# Start of INFORMATION PROVIDED

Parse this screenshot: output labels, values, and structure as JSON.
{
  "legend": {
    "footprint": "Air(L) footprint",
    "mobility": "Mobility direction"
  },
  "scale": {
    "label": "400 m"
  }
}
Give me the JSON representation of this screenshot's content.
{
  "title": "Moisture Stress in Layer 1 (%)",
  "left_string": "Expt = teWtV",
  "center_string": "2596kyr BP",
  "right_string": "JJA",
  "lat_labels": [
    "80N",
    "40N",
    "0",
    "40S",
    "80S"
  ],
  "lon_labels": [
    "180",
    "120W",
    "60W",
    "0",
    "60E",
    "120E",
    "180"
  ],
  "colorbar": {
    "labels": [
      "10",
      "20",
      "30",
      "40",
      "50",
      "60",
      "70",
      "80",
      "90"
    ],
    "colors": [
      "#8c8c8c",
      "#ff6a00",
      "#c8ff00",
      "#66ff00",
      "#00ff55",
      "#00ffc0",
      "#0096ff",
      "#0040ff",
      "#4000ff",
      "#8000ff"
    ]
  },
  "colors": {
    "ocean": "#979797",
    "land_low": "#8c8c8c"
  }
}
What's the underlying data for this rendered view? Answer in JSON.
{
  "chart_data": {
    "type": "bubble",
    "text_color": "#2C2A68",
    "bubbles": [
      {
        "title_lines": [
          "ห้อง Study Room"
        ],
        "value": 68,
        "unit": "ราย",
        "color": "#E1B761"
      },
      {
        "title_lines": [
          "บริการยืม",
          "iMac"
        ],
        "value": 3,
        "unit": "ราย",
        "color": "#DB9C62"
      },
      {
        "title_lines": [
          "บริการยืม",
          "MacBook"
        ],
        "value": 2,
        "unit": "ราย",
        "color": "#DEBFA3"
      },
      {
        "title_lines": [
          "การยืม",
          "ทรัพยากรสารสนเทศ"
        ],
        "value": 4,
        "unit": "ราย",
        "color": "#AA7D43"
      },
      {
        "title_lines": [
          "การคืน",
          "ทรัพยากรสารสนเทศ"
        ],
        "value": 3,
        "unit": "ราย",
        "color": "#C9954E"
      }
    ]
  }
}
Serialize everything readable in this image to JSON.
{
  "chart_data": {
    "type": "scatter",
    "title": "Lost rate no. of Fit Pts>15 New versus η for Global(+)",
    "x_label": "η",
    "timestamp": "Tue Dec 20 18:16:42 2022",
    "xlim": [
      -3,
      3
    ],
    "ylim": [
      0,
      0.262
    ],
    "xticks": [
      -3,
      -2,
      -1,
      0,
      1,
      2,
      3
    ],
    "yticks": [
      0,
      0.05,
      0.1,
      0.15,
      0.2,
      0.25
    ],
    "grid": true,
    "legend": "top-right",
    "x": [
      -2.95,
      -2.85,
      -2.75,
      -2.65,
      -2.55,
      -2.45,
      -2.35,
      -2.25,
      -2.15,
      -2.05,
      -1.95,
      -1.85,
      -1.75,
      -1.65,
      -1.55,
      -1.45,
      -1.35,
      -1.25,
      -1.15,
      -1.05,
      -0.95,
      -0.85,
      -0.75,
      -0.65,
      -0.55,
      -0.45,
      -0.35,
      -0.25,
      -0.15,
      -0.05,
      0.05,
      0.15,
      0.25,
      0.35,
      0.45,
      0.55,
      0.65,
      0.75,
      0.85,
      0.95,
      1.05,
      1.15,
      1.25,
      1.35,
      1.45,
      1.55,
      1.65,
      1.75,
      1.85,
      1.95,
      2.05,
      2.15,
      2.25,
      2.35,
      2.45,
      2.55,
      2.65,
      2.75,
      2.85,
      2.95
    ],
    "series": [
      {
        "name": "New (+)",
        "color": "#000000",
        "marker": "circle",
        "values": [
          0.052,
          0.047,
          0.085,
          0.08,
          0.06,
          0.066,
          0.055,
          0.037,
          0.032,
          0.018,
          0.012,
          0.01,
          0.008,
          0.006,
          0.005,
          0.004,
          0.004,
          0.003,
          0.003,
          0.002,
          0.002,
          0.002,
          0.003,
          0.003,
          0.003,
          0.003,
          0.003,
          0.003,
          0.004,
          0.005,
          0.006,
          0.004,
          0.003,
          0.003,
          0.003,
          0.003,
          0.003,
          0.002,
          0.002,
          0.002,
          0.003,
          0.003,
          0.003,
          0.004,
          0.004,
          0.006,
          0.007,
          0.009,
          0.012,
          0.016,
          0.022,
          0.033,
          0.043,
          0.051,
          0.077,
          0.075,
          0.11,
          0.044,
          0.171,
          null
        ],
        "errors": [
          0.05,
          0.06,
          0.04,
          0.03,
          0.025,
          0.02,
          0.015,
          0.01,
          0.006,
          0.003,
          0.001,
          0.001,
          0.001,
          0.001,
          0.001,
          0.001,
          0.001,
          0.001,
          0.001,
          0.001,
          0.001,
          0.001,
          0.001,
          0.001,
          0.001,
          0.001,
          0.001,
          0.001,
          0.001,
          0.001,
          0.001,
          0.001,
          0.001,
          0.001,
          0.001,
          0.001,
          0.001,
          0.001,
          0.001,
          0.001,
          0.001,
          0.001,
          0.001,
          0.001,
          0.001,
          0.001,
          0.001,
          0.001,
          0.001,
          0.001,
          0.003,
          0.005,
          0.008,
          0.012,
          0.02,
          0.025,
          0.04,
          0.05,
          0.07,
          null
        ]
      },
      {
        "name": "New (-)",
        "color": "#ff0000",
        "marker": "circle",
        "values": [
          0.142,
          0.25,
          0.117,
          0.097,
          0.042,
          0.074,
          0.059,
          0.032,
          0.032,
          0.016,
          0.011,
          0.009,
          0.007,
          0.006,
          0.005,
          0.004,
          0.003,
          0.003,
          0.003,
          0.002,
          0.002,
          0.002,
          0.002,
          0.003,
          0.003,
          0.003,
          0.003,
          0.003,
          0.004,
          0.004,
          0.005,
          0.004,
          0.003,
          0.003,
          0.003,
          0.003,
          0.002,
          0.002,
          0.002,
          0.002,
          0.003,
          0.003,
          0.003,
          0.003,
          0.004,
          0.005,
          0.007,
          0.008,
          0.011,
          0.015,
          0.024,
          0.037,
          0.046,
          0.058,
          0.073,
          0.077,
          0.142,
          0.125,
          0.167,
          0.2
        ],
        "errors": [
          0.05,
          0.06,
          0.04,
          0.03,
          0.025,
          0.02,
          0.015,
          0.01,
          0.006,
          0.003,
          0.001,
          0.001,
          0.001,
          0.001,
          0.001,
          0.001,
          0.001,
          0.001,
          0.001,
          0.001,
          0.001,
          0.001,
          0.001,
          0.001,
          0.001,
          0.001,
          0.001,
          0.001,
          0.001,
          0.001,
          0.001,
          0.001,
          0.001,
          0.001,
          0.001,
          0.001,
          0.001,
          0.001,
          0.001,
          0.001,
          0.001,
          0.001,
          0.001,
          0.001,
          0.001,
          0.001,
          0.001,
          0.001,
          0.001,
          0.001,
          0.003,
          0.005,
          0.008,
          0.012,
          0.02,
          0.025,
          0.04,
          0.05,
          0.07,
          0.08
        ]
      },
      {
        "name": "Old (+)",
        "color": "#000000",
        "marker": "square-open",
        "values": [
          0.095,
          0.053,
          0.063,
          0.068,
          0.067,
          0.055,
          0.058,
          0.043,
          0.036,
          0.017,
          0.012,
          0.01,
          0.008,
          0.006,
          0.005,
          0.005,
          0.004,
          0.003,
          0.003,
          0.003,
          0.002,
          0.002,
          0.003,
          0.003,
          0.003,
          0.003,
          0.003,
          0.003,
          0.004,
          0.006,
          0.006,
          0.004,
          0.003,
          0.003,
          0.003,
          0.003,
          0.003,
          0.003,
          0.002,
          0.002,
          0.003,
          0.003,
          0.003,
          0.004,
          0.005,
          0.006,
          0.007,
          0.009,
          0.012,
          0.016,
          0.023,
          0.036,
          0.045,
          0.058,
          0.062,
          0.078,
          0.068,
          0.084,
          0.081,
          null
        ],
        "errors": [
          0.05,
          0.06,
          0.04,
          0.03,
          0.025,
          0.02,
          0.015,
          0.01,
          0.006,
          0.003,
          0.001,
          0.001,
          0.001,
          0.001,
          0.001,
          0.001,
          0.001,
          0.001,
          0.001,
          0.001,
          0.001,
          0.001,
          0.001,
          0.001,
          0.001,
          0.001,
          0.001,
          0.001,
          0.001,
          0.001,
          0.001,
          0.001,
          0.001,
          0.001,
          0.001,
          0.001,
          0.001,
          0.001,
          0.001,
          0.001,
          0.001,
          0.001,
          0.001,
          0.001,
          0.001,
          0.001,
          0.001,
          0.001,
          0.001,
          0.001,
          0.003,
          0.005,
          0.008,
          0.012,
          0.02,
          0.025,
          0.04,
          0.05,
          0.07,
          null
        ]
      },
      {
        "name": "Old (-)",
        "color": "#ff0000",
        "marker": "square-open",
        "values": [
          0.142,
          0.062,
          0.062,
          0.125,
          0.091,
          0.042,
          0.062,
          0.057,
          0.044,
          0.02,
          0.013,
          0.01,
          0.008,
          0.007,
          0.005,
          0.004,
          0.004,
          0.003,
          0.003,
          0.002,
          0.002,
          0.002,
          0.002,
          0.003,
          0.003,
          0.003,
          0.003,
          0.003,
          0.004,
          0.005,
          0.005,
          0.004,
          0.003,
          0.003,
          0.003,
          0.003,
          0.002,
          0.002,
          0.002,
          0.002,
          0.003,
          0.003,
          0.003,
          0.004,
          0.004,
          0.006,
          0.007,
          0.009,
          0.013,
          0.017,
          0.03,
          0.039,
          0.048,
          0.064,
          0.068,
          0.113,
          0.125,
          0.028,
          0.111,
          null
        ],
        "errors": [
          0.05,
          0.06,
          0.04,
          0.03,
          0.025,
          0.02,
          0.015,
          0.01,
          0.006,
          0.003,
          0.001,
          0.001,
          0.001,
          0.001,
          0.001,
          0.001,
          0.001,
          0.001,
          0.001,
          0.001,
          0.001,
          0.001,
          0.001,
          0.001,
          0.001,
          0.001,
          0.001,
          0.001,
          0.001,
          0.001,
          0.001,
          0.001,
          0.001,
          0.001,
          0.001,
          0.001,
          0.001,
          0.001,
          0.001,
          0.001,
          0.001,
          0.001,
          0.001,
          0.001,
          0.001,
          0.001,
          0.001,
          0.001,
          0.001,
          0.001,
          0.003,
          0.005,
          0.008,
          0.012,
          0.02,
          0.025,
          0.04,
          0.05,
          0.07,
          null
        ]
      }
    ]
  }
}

# End of INFORMATION PROVIDED

# WRITTEN REQUEST
Among the records above, find each line holding the string "JSON" and pull it out.

# THE OUTPUT
Parse this screenshot: output labels, values, and structure as JSON.
Give me the JSON representation of this screenshot's content.
What's the underlying data for this rendered view? Answer in JSON.
Serialize everything readable in this image to JSON.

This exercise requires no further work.